↓
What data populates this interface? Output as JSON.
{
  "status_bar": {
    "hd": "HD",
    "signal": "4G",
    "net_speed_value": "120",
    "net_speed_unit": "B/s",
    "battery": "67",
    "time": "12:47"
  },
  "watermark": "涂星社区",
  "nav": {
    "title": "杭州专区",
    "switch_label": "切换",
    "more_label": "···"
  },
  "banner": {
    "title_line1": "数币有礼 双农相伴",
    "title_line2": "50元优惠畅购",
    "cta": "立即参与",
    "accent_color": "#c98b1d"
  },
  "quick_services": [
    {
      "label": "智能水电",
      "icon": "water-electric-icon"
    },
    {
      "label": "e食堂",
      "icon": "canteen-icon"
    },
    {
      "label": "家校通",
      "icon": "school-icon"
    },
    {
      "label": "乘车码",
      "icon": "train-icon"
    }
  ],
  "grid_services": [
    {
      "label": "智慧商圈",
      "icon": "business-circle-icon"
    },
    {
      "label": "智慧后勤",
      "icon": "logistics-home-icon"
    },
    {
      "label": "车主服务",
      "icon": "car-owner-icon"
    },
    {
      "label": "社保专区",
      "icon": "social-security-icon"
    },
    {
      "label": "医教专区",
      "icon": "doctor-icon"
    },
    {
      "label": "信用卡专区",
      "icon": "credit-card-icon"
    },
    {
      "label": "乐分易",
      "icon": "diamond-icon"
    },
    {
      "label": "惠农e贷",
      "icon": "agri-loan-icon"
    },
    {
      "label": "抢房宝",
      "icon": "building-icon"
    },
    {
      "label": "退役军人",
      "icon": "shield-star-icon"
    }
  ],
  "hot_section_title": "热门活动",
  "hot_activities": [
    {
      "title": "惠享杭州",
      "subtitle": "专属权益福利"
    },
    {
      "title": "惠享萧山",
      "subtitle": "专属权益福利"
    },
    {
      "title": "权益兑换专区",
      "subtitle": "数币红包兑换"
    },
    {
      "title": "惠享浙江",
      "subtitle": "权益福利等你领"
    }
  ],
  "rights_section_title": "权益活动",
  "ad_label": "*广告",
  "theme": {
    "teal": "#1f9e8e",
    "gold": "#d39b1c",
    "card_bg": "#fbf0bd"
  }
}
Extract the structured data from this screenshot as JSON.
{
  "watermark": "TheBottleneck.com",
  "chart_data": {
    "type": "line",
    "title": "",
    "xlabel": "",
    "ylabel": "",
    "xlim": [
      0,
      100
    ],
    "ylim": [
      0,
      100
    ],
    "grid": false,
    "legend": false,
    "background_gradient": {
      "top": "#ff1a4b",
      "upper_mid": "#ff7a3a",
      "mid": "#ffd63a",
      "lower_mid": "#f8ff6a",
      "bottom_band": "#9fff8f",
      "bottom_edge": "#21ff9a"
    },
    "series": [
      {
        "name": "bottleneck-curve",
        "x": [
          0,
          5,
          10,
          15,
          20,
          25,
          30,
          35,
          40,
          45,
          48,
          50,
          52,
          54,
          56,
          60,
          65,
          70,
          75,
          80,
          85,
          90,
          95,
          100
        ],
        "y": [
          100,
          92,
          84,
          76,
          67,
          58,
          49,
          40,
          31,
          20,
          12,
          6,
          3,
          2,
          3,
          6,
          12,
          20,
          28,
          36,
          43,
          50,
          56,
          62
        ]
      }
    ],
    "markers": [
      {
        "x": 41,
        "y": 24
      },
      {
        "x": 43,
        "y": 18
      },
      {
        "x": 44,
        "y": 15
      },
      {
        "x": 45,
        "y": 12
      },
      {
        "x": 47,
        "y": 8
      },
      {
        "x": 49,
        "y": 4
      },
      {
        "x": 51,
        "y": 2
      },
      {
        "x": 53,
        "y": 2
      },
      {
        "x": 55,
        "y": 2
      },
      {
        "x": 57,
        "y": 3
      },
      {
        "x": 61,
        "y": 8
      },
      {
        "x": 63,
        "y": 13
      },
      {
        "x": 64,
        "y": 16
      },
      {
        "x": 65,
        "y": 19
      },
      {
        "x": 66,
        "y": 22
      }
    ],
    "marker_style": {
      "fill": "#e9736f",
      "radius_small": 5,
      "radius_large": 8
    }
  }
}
↑
Output the lines above verbatim and in full.

What data populates this interface? Output as JSON.
{
  "status_bar": {
    "hd": "HD",
    "signal": "4G",
    "net_speed_value": "120",
    "net_speed_unit": "B/s",
    "battery": "67",
    "time": "12:47"
  },
  "watermark": "涂星社区",
  "nav": {
    "title": "杭州专区",
    "switch_label": "切换",
    "more_label": "···"
  },
  "banner": {
    "title_line1": "数币有礼 双农相伴",
    "title_line2": "50元优惠畅购",
    "cta": "立即参与",
    "accent_color": "#c98b1d"
  },
  "quick_services": [
    {
      "label": "智能水电",
      "icon": "water-electric-icon"
    },
    {
      "label": "e食堂",
      "icon": "canteen-icon"
    },
    {
      "label": "家校通",
      "icon": "school-icon"
    },
    {
      "label": "乘车码",
      "icon": "train-icon"
    }
  ],
  "grid_services": [
    {
      "label": "智慧商圈",
      "icon": "business-circle-icon"
    },
    {
      "label": "智慧后勤",
      "icon": "logistics-home-icon"
    },
    {
      "label": "车主服务",
      "icon": "car-owner-icon"
    },
    {
      "label": "社保专区",
      "icon": "social-security-icon"
    },
    {
      "label": "医教专区",
      "icon": "doctor-icon"
    },
    {
      "label": "信用卡专区",
      "icon": "credit-card-icon"
    },
    {
      "label": "乐分易",
      "icon": "diamond-icon"
    },
    {
      "label": "惠农e贷",
      "icon": "agri-loan-icon"
    },
    {
      "label": "抢房宝",
      "icon": "building-icon"
    },
    {
      "label": "退役军人",
      "icon": "shield-star-icon"
    }
  ],
  "hot_section_title": "热门活动",
  "hot_activities": [
    {
      "title": "惠享杭州",
      "subtitle": "专属权益福利"
    },
    {
      "title": "惠享萧山",
      "subtitle": "专属权益福利"
    },
    {
      "title": "权益兑换专区",
      "subtitle": "数币红包兑换"
    },
    {
      "title": "惠享浙江",
      "subtitle": "权益福利等你领"
    }
  ],
  "rights_section_title": "权益活动",
  "ad_label": "*广告",
  "theme": {
    "teal": "#1f9e8e",
    "gold": "#d39b1c",
    "card_bg": "#fbf0bd"
  }
}
Extract the structured data from this screenshot as JSON.
{
  "watermark": "TheBottleneck.com",
  "chart_data": {
    "type": "line",
    "title": "",
    "xlabel": "",
    "ylabel": "",
    "xlim": [
      0,
      100
    ],
    "ylim": [
      0,
      100
    ],
    "grid": false,
    "legend": false,
    "background_gradient": {
      "top": "#ff1a4b",
      "upper_mid": "#ff7a3a",
      "mid": "#ffd63a",
      "lower_mid": "#f8ff6a",
      "bottom_band": "#9fff8f",
      "bottom_edge": "#21ff9a"
    },
    "series": [
      {
        "name": "bottleneck-curve",
        "x": [
          0,
          5,
          10,
          15,
          20,
          25,
          30,
          35,
          40,
          45,
          48,
          50,
          52,
          54,
          56,
          60,
          65,
          70,
          75,
          80,
          85,
          90,
          95,
          100
        ],
        "y": [
          100,
          92,
          84,
          76,
          67,
          58,
          49,
          40,
          31,
          20,
          12,
          6,
          3,
          2,
          3,
          6,
          12,
          20,
          28,
          36,
          43,
          50,
          56,
          62
        ]
      }
    ],
    "markers": [
      {
        "x": 41,
        "y": 24
      },
      {
        "x": 43,
        "y": 18
      },
      {
        "x": 44,
        "y": 15
      },
      {
        "x": 45,
        "y": 12
      },
      {
        "x": 47,
        "y": 8
      },
      {
        "x": 49,
        "y": 4
      },
      {
        "x": 51,
        "y": 2
      },
      {
        "x": 53,
        "y": 2
      },
      {
        "x": 55,
        "y": 2
      },
      {
        "x": 57,
        "y": 3
      },
      {
        "x": 61,
        "y": 8
      },
      {
        "x": 63,
        "y": 13
      },
      {
        "x": 64,
        "y": 16
      },
      {
        "x": 65,
        "y": 19
      },
      {
        "x": 66,
        "y": 22
      }
    ],
    "marker_style": {
      "fill": "#e9736f",
      "radius_small": 5,
      "radius_large": 8
    }
  }
}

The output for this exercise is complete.